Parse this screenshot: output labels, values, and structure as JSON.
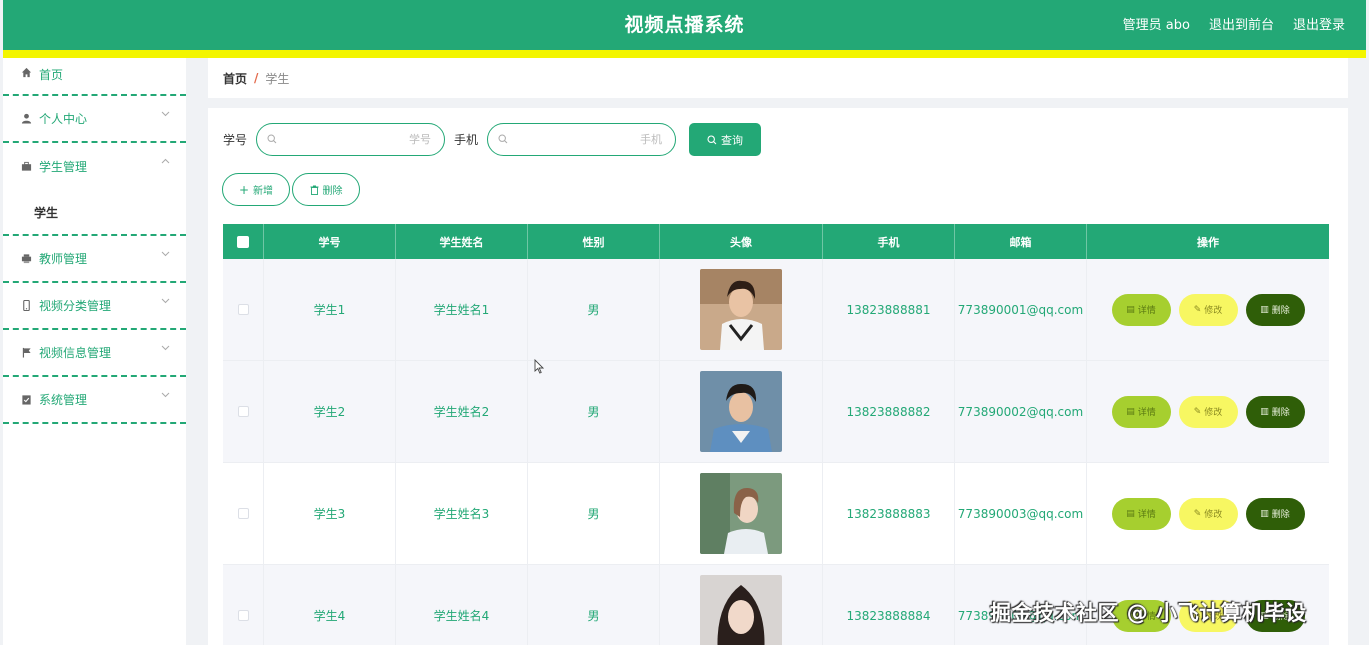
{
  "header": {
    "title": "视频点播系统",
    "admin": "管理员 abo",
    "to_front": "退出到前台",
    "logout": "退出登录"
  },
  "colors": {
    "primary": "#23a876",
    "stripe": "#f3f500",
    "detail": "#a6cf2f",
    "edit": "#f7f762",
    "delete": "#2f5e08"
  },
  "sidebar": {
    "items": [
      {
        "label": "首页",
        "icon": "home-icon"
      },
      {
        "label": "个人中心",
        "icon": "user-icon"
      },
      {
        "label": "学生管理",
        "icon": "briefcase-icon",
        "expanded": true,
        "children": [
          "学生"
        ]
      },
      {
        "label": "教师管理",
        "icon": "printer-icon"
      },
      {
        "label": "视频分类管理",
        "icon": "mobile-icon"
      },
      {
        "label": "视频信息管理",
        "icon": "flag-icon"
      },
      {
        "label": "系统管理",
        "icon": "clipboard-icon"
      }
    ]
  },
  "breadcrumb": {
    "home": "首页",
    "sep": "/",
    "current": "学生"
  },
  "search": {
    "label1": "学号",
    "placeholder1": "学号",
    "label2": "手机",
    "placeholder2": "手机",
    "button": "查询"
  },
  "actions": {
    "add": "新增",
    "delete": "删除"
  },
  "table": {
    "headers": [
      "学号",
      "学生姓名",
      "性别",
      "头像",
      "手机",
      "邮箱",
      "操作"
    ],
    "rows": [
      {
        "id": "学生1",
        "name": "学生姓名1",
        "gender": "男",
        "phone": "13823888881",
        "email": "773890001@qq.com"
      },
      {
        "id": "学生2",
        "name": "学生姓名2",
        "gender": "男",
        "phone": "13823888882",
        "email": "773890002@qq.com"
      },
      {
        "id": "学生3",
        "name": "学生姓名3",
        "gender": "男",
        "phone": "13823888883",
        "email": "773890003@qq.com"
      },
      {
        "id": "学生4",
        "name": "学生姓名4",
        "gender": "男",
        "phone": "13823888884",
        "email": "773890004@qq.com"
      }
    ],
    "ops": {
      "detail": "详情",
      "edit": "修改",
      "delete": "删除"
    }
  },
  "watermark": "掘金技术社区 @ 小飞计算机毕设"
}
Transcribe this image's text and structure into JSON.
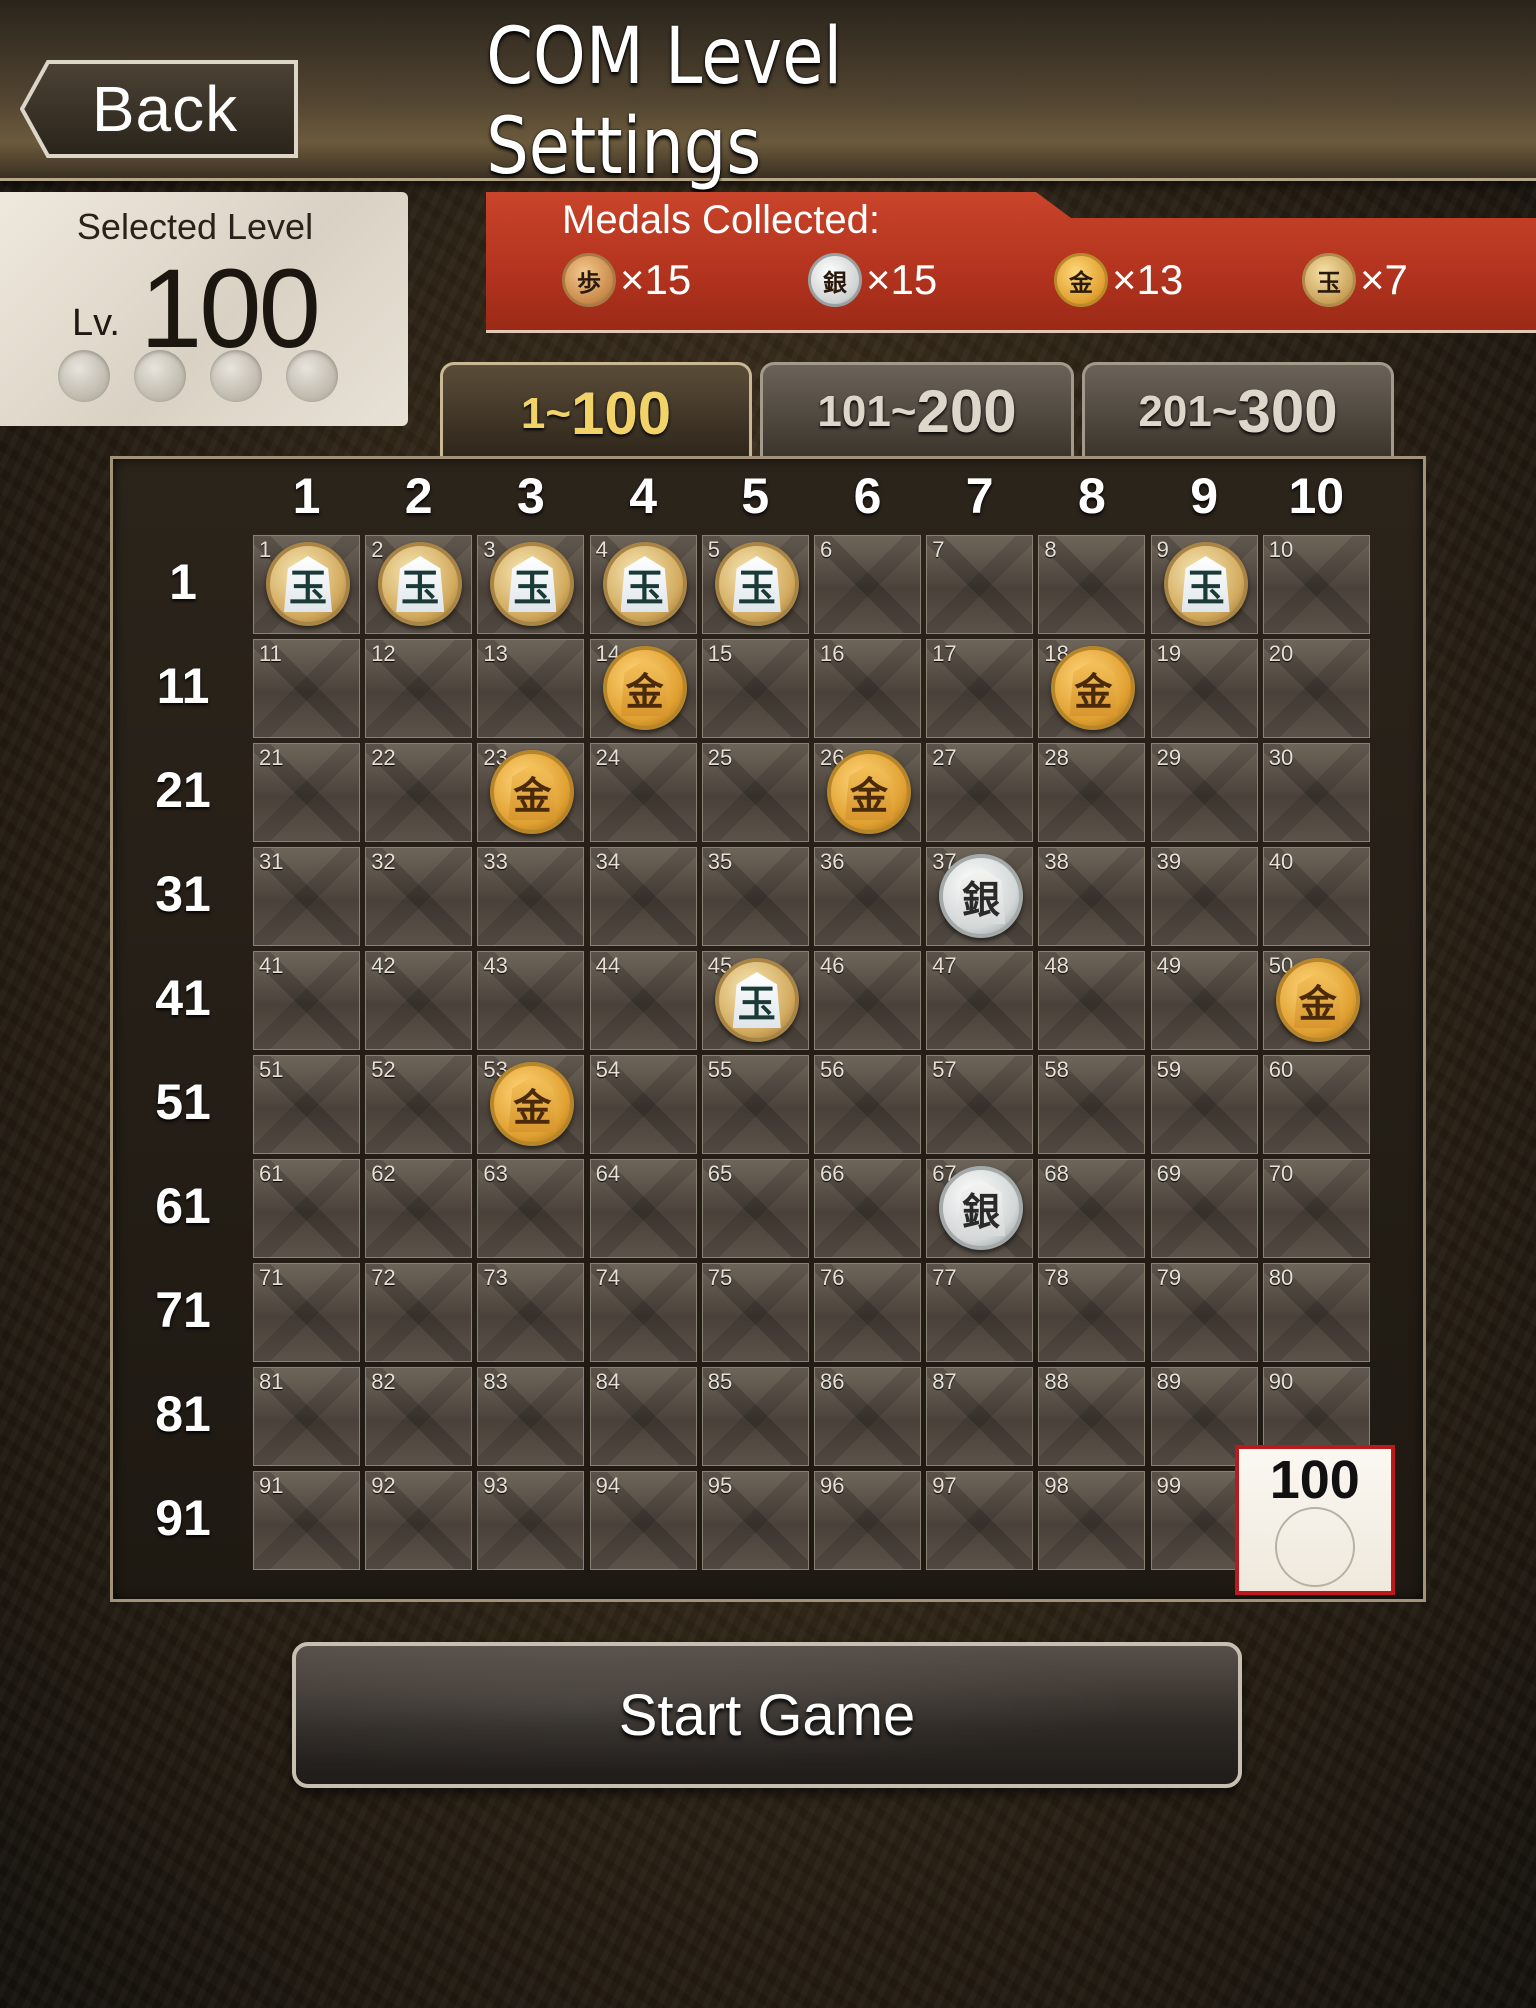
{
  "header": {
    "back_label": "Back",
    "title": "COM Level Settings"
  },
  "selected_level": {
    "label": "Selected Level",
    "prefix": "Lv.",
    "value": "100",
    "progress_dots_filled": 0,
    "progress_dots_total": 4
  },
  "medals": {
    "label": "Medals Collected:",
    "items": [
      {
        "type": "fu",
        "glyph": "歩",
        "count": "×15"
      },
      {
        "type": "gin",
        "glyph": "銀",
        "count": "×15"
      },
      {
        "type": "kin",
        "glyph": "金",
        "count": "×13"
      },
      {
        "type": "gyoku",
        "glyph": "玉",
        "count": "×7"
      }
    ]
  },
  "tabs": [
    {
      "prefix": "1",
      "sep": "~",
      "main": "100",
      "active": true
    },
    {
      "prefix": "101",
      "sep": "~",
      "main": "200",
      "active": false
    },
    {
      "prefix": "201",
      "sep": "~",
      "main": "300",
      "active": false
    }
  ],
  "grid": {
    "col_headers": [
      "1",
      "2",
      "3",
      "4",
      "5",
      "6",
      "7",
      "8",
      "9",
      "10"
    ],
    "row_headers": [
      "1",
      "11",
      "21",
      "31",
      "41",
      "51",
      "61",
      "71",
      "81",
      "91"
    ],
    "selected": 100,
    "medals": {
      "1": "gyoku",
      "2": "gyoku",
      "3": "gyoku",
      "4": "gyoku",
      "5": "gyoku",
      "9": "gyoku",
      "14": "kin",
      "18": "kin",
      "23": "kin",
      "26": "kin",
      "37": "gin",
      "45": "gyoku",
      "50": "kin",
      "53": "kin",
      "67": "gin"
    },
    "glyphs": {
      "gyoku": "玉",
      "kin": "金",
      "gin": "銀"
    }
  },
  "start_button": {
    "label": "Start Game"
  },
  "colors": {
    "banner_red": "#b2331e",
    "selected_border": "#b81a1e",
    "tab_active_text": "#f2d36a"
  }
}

..............................

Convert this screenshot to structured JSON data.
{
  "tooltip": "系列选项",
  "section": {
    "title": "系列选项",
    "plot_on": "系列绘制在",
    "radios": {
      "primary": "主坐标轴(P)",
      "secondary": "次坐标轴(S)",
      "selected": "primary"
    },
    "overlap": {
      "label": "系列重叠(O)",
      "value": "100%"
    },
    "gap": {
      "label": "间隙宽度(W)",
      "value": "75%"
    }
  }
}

..............................

Task to carry out -> Across the entries, how many lines hold the word "this"? Say only the number.

Written solution -> 3